- [SET PROBLEM]: Every record below should be transcribed exactly. Omit the images.

** BEGIN ROWS **

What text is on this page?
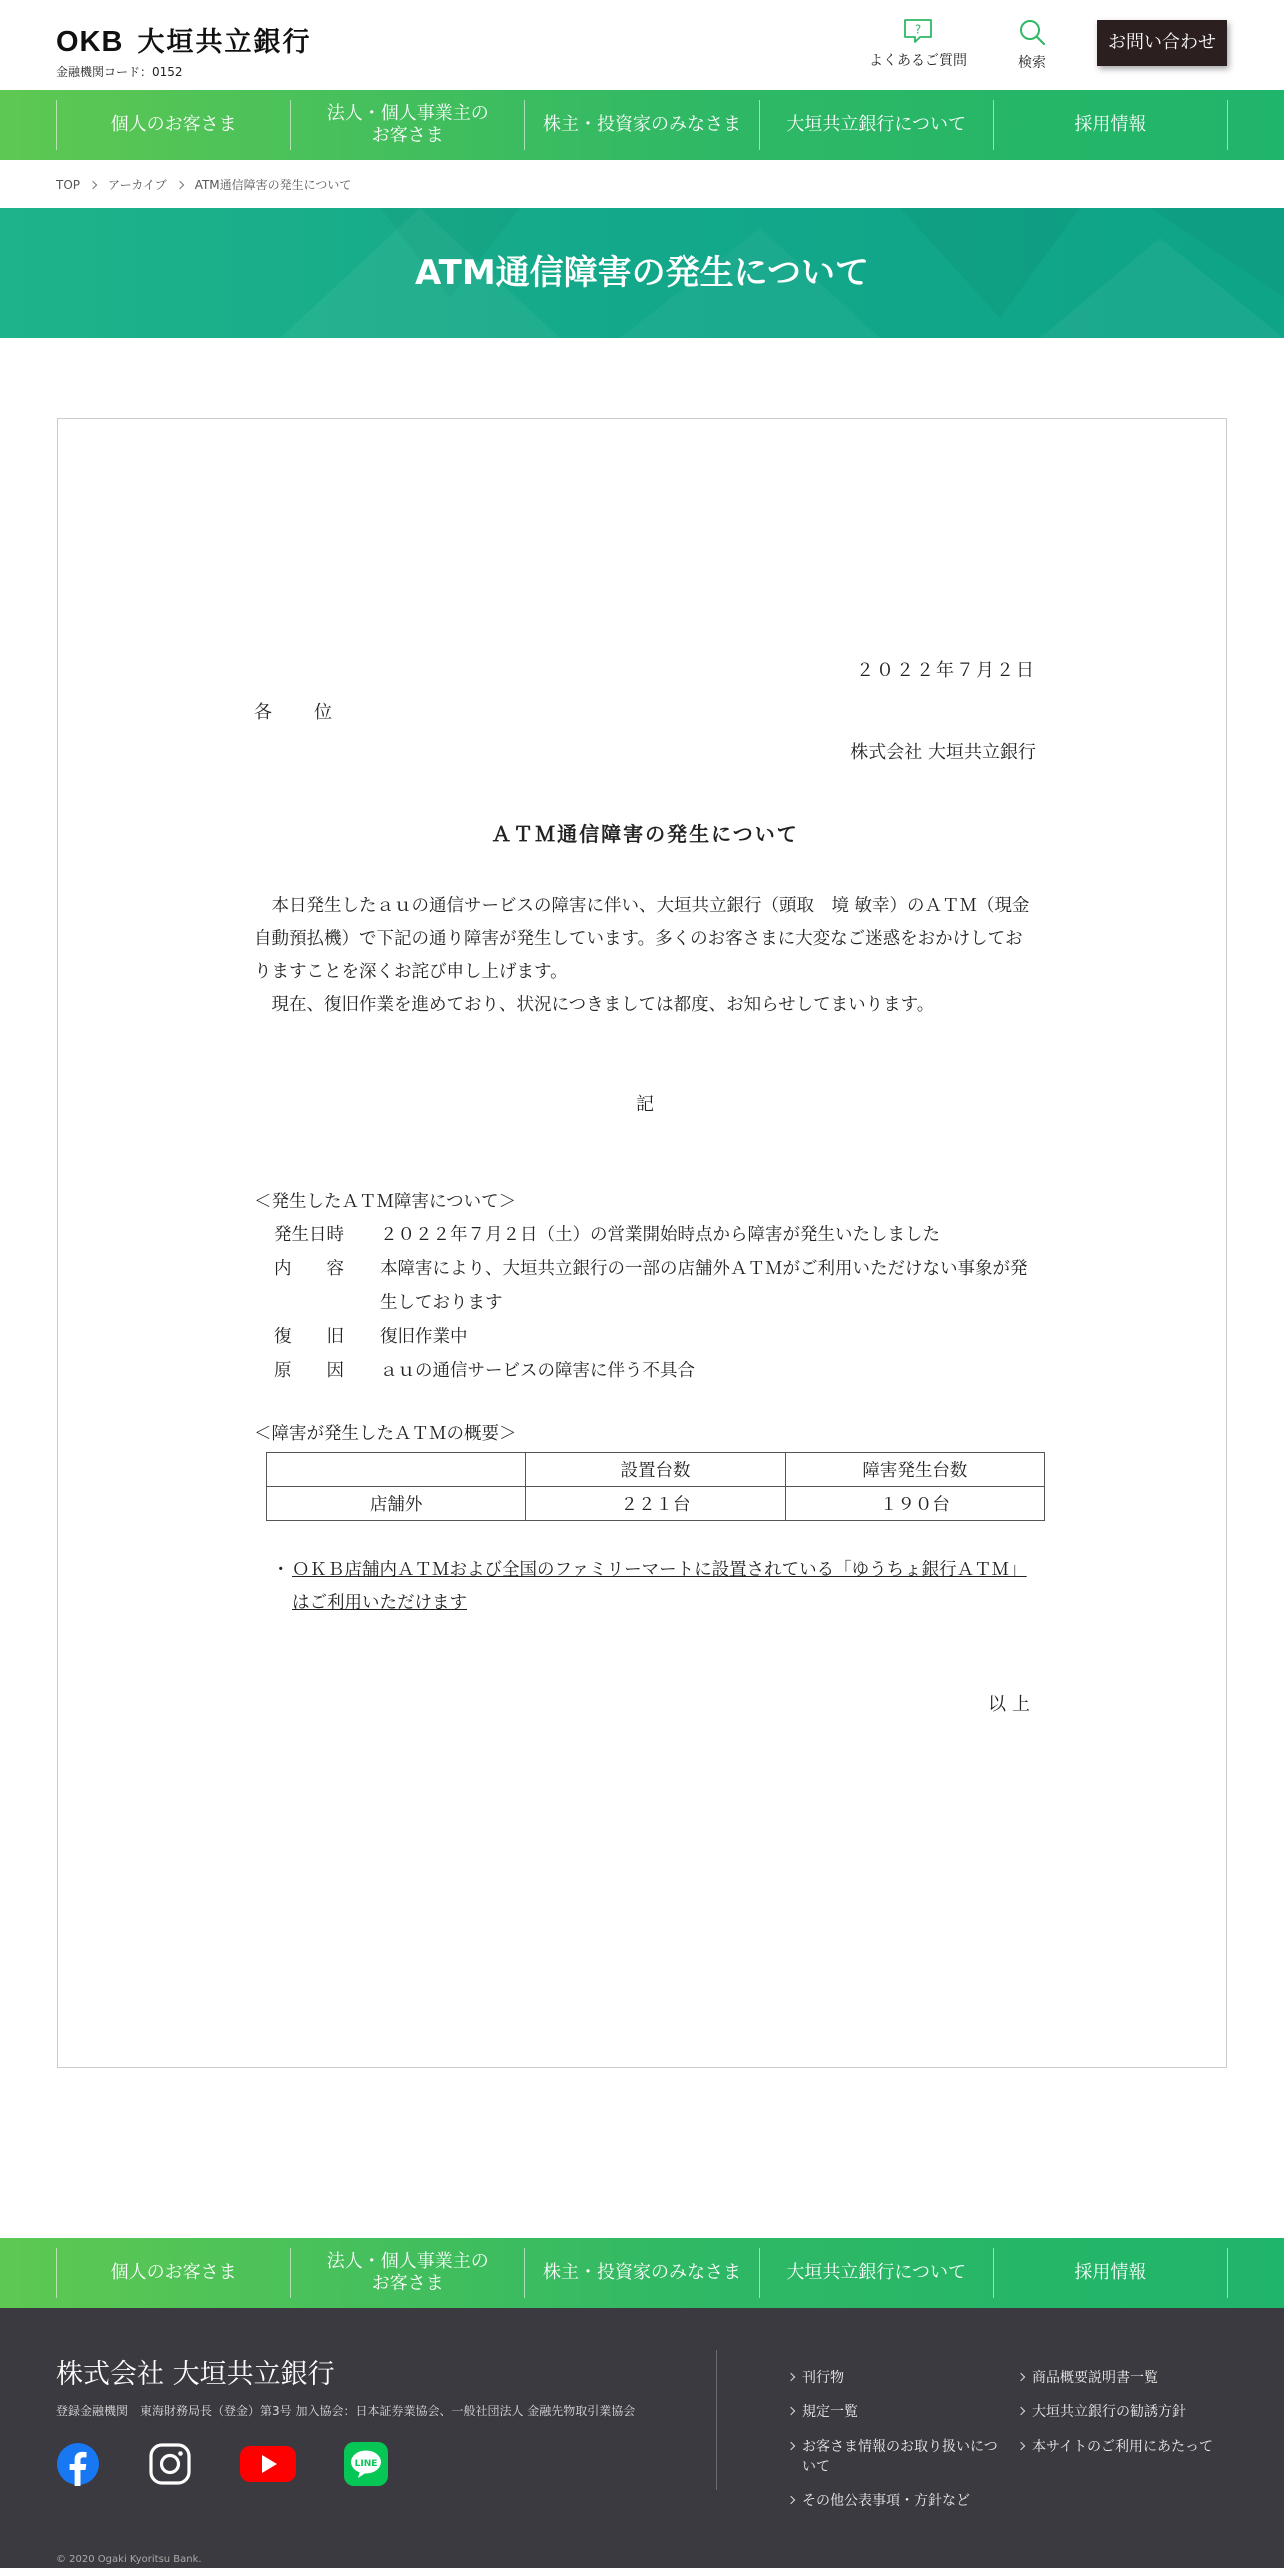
OKB 大垣共立銀行
金融機関コード：0152
?
よくあるご質問	検索
お問い合わせ
個人のお客さま
法人・個人事業主の
お客さま
株主・投資家のみなさま	大垣共立銀行について	採用情報
TOP アーカイブ ATM通信障害の発生について
ATM通信障害の発生について
２０２２年７月２日
各　　位
株式会社 大垣共立銀行
ＡＴＭ通信障害の発生について

本日発生したａｕの通信サービスの障害に伴い、大垣共立銀行（頭取　境 敏幸）のＡＴＭ（現金自動預払機）で下記の通り障害が発生しています。多くのお客さまに大変なご迷惑をおかけしておりますことを深くお詫び申し上げます。

現在、復旧作業を進めており、状況につきましては都度、お知らせしてまいります。

記
＜発生したＡＴＭ障害について＞
発生日時	２０２２年７月２日（土）の営業開始時点から障害が発生いたしました
内　　容	本障害により、大垣共立銀行の一部の店舗外ＡＴＭがご利用いただけない事象が発生しております
復　　旧	復旧作業中
原　　因	ａｕの通信サービスの障害に伴う不具合
＜障害が発生したＡＴＭの概要＞
	設置台数	障害発生台数
店舗外	２２１台	１９０台
・ ＯＫＢ店舗内ＡＴＭおよび全国のファミリーマートに設置されている「ゆうちょ銀行ＡＴＭ」はご利用いただけます
以上
個人のお客さま
法人・個人事業主の
お客さま
株主・投資家のみなさま	大垣共立銀行について	採用情報
株式会社 大垣共立銀行
登録金融機関　東海財務局長（登金）第3号 加入協会：日本証券業協会、一般社団法人 金融先物取引業協会
LINE
刊行物
規定一覧
お客さま情報のお取り扱いについて
その他公表事項・方針など
商品概要説明書一覧
大垣共立銀行の勧誘方針
本サイトのご利用にあたって
© 2020 Ogaki Kyoritsu Bank.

** END ROWS **

- [IN RESPONSE]:
What text is on this page?
OKB 大垣共立銀行
金融機関コード：0152
?
よくあるご質問	検索
お問い合わせ
個人のお客さま
法人・個人事業主の
お客さま
株主・投資家のみなさま	大垣共立銀行について	採用情報
TOP アーカイブ ATM通信障害の発生について
ATM通信障害の発生について
２０２２年７月２日
各　　位
株式会社 大垣共立銀行
ＡＴＭ通信障害の発生について

本日発生したａｕの通信サービスの障害に伴い、大垣共立銀行（頭取　境 敏幸）のＡＴＭ（現金自動預払機）で下記の通り障害が発生しています。多くのお客さまに大変なご迷惑をおかけしておりますことを深くお詫び申し上げます。

現在、復旧作業を進めており、状況につきましては都度、お知らせしてまいります。

記
＜発生したＡＴＭ障害について＞
発生日時	２０２２年７月２日（土）の営業開始時点から障害が発生いたしました
内　　容	本障害により、大垣共立銀行の一部の店舗外ＡＴＭがご利用いただけない事象が発生しております
復　　旧	復旧作業中
原　　因	ａｕの通信サービスの障害に伴う不具合
＜障害が発生したＡＴＭの概要＞
	設置台数	障害発生台数
店舗外	２２１台	１９０台
・ ＯＫＢ店舗内ＡＴＭおよび全国のファミリーマートに設置されている「ゆうちょ銀行ＡＴＭ」はご利用いただけます
以上
個人のお客さま
法人・個人事業主の
お客さま
株主・投資家のみなさま	大垣共立銀行について	採用情報
株式会社 大垣共立銀行
登録金融機関　東海財務局長（登金）第3号 加入協会：日本証券業協会、一般社団法人 金融先物取引業協会
LINE
刊行物
規定一覧
お客さま情報のお取り扱いについて
その他公表事項・方針など
商品概要説明書一覧
大垣共立銀行の勧誘方針
本サイトのご利用にあたって
© 2020 Ogaki Kyoritsu Bank.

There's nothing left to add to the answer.